* **DATA EXTRACT**:
start
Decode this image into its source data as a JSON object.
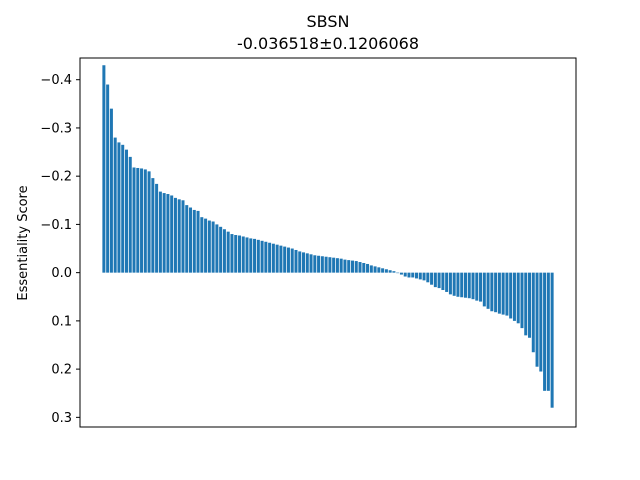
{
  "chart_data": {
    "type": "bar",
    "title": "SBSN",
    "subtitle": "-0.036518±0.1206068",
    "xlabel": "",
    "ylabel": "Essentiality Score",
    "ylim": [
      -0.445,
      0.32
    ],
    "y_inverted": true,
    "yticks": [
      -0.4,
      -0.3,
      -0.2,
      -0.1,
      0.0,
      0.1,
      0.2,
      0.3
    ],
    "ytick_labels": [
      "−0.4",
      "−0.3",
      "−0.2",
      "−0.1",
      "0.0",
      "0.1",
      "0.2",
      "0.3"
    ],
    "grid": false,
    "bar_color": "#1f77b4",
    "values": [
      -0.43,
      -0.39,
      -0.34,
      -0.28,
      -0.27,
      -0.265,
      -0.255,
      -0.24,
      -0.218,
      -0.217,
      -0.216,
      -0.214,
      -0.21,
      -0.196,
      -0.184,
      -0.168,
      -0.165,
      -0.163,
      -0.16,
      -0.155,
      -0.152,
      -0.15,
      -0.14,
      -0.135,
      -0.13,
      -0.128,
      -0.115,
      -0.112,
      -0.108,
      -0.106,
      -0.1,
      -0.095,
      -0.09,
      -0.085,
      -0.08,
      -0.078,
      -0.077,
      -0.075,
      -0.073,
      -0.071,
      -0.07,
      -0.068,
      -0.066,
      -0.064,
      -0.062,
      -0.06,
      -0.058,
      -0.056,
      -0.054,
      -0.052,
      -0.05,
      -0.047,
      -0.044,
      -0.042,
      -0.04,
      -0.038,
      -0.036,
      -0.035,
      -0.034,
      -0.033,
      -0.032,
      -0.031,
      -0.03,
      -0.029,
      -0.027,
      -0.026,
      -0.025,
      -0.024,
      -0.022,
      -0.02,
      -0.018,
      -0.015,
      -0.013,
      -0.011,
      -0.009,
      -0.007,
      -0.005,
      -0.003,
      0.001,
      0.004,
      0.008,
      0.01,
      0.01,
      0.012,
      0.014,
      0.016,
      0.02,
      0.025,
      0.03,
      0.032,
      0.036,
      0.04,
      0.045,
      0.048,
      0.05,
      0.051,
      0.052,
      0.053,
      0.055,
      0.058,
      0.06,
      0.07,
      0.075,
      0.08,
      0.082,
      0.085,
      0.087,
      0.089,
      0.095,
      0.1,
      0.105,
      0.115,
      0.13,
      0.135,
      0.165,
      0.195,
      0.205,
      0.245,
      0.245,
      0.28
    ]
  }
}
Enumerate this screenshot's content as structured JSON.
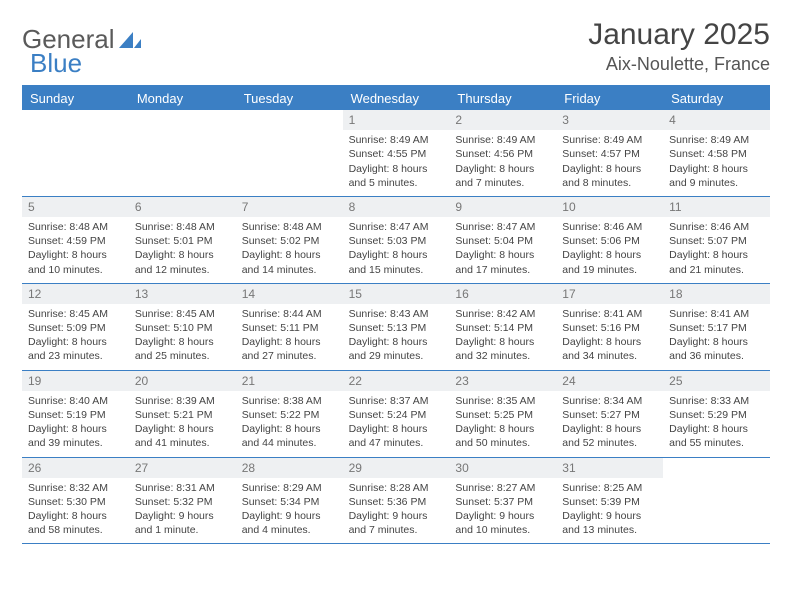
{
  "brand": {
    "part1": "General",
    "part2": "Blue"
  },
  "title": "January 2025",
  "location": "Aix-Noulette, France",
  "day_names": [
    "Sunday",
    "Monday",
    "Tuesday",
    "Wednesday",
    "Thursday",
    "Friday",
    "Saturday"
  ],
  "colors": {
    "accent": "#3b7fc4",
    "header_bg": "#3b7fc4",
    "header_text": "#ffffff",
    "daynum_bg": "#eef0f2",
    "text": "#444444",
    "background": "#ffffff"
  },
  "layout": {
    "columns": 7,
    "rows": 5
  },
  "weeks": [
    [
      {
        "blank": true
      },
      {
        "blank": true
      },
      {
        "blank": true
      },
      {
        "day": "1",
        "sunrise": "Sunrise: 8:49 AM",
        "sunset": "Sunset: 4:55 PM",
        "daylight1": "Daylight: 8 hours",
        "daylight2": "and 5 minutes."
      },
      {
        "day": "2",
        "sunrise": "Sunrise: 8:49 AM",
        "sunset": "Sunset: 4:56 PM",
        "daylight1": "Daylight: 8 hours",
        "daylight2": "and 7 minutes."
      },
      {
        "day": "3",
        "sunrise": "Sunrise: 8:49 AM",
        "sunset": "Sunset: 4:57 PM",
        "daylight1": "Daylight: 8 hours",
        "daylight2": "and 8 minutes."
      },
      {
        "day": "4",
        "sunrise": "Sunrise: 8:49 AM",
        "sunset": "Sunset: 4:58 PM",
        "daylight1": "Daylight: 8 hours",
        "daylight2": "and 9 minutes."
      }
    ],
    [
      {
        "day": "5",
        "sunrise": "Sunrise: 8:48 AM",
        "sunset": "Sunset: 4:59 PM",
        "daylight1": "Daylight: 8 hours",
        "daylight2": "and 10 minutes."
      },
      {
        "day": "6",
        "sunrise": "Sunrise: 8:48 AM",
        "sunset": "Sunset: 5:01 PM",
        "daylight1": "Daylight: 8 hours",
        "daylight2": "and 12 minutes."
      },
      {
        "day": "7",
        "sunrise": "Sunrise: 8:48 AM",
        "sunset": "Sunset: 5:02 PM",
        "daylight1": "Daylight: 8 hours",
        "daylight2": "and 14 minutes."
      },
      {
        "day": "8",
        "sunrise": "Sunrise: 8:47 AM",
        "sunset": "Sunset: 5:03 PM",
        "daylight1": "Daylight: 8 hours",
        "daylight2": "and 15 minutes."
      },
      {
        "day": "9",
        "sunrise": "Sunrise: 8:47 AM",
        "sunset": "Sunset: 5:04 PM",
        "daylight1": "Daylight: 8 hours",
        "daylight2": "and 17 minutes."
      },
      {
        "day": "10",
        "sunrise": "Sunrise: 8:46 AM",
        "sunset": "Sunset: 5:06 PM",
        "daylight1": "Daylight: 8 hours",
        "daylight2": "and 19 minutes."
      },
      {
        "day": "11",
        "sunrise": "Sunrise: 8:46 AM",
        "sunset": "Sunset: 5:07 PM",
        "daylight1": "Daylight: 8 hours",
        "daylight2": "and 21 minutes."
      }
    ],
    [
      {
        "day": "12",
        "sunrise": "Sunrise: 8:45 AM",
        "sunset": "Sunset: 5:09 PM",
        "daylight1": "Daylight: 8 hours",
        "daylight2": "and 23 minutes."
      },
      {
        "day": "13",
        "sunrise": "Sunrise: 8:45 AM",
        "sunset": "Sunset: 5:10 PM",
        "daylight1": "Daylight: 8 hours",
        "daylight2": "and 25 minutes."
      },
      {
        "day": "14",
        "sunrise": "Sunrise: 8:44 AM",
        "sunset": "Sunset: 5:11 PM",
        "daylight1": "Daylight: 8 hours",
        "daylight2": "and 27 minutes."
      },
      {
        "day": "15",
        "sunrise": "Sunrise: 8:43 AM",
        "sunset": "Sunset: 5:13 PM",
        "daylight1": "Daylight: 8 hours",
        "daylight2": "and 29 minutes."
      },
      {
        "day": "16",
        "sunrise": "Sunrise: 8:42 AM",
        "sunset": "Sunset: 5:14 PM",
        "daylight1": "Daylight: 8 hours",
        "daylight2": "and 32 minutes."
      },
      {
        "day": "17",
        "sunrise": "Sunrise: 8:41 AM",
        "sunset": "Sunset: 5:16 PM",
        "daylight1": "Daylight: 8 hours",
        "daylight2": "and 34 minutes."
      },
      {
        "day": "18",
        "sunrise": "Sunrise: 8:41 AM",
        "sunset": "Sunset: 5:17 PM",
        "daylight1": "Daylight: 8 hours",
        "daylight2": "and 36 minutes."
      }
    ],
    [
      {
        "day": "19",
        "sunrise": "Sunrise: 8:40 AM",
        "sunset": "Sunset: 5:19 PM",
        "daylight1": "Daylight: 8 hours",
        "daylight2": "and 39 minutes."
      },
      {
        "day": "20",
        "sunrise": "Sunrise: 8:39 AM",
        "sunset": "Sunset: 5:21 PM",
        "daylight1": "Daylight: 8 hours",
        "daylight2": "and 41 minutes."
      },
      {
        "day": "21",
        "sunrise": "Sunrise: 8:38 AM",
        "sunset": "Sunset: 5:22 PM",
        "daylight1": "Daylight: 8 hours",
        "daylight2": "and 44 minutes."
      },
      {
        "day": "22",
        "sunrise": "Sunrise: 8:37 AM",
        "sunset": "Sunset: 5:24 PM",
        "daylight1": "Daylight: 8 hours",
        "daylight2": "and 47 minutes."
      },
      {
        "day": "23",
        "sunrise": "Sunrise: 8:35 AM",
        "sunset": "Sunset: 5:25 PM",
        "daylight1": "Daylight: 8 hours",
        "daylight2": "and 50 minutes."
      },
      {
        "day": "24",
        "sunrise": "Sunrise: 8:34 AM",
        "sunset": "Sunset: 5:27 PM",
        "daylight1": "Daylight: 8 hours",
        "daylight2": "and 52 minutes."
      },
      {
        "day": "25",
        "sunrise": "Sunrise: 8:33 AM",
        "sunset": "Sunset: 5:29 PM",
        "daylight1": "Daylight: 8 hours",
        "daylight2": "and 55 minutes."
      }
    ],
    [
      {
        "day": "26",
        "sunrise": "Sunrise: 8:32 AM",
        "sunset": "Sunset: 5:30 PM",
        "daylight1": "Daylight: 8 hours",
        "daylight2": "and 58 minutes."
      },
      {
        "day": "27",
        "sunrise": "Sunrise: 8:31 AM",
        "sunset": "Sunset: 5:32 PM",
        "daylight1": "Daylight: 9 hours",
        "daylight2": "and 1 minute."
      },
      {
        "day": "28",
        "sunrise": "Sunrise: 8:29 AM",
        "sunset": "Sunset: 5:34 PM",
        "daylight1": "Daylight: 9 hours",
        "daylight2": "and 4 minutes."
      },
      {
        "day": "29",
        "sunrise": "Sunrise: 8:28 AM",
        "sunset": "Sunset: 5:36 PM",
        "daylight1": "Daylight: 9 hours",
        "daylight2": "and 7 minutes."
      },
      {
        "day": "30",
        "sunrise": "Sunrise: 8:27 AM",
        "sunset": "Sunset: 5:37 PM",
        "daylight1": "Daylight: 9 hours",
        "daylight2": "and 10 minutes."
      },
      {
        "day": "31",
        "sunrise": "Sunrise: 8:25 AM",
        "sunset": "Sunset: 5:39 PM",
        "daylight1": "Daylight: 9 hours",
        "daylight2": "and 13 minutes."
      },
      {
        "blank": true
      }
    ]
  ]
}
end
start
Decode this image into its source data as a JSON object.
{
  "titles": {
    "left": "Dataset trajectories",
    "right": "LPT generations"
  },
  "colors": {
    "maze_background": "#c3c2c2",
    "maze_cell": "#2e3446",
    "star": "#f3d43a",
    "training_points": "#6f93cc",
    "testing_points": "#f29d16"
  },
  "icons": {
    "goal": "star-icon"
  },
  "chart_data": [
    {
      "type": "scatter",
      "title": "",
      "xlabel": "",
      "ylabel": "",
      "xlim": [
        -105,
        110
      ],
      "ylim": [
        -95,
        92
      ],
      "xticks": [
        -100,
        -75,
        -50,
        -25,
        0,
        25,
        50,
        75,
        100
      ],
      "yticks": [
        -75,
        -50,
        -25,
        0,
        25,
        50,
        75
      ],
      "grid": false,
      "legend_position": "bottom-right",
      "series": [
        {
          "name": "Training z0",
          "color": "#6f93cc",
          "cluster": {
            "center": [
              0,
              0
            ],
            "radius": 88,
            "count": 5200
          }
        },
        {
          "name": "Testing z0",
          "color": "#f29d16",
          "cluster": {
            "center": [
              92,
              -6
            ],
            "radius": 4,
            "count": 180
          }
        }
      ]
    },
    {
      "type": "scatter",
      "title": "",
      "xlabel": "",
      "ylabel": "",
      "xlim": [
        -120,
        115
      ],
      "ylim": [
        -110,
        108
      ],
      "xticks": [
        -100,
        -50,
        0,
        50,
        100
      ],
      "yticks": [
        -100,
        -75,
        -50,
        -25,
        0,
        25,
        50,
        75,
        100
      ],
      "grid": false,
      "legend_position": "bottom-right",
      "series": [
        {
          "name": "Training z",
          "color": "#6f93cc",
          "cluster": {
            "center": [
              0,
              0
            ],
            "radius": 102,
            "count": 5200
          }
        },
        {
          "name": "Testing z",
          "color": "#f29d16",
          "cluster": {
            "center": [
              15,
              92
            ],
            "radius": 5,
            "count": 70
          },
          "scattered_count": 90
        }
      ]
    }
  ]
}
end
start
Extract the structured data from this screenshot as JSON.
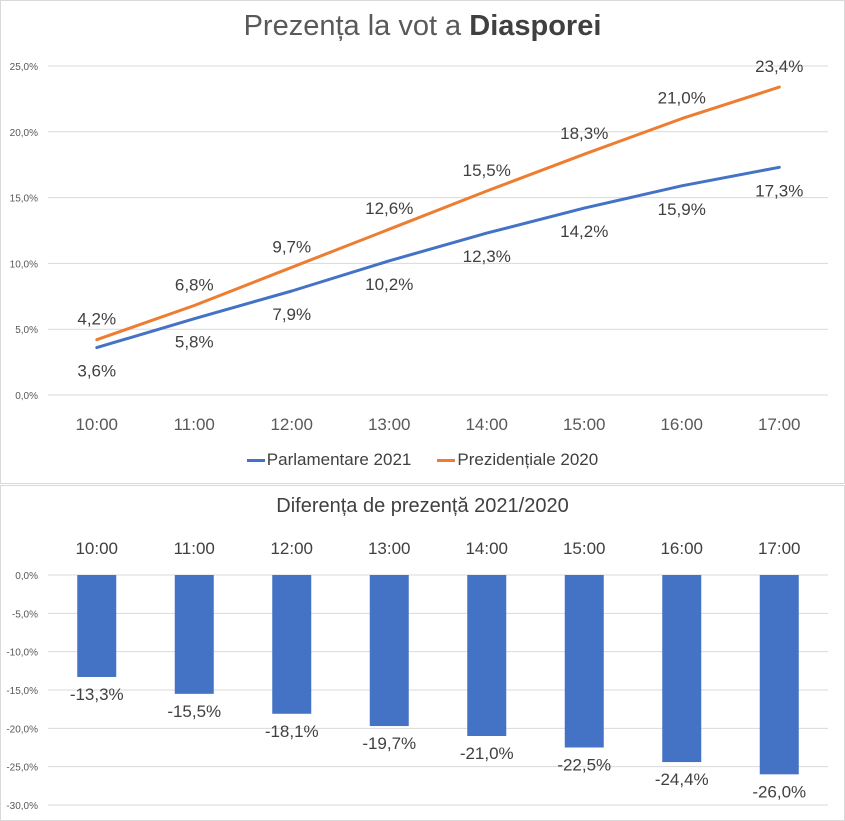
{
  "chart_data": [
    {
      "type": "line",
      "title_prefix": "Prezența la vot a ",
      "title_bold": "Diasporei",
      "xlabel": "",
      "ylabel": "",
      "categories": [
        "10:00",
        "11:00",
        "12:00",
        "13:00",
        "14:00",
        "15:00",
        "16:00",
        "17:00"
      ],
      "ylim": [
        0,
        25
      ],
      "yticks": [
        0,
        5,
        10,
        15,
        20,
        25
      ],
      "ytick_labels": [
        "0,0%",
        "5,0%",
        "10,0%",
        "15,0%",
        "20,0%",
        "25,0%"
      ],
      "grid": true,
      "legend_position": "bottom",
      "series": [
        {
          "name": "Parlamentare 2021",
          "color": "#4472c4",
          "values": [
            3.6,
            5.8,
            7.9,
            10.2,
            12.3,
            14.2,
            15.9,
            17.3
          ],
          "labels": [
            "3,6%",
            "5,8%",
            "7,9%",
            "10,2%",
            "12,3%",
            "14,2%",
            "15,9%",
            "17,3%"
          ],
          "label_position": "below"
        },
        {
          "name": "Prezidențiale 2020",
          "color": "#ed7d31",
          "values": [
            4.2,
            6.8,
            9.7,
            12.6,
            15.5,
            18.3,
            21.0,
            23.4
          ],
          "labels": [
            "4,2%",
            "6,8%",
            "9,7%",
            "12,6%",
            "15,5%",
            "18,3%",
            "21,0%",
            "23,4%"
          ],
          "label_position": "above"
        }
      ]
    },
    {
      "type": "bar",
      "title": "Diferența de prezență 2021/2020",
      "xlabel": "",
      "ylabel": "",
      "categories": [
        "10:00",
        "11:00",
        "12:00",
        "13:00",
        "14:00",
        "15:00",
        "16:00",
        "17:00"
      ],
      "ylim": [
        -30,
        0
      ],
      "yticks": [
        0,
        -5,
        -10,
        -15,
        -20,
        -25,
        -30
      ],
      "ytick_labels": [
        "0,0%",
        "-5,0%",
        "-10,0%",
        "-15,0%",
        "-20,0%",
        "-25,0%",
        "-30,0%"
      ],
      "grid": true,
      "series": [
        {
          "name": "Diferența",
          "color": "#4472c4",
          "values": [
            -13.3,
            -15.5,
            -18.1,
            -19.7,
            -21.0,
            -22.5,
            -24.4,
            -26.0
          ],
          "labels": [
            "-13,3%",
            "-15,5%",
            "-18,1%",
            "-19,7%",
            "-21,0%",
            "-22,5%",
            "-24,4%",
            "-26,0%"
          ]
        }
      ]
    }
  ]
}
end
* **WHAT YOU SHOULD DO**:
Pull every line containing the word "ffffff" out of the material.

* **WRITTEN ANSWER**:
    "header_text": "#ffffff",
    "background": "#ffffff"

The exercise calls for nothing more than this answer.